**REQUEST**
Return the records exactly as they are.

**RECORDS PROVIDED**
────────

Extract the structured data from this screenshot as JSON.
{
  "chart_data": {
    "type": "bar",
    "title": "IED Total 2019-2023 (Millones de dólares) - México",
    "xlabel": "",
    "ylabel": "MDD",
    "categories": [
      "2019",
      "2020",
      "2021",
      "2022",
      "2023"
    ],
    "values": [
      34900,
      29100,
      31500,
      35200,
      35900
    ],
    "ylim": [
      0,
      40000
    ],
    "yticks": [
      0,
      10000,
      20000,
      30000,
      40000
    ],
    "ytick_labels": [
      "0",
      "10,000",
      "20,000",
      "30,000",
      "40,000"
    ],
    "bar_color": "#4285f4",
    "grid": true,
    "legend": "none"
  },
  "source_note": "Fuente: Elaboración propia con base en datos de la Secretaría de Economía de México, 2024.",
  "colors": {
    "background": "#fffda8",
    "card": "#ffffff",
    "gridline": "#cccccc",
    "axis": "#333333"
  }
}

────────

**ANSWER TO THIS EXERCISE**
Extract the structured data from this screenshot as JSON.
{
  "chart_data": {
    "type": "bar",
    "title": "IED Total 2019-2023 (Millones de dólares) - México",
    "xlabel": "",
    "ylabel": "MDD",
    "categories": [
      "2019",
      "2020",
      "2021",
      "2022",
      "2023"
    ],
    "values": [
      34900,
      29100,
      31500,
      35200,
      35900
    ],
    "ylim": [
      0,
      40000
    ],
    "yticks": [
      0,
      10000,
      20000,
      30000,
      40000
    ],
    "ytick_labels": [
      "0",
      "10,000",
      "20,000",
      "30,000",
      "40,000"
    ],
    "bar_color": "#4285f4",
    "grid": true,
    "legend": "none"
  },
  "source_note": "Fuente: Elaboración propia con base en datos de la Secretaría de Economía de México, 2024.",
  "colors": {
    "background": "#fffda8",
    "card": "#ffffff",
    "gridline": "#cccccc",
    "axis": "#333333"
  }
}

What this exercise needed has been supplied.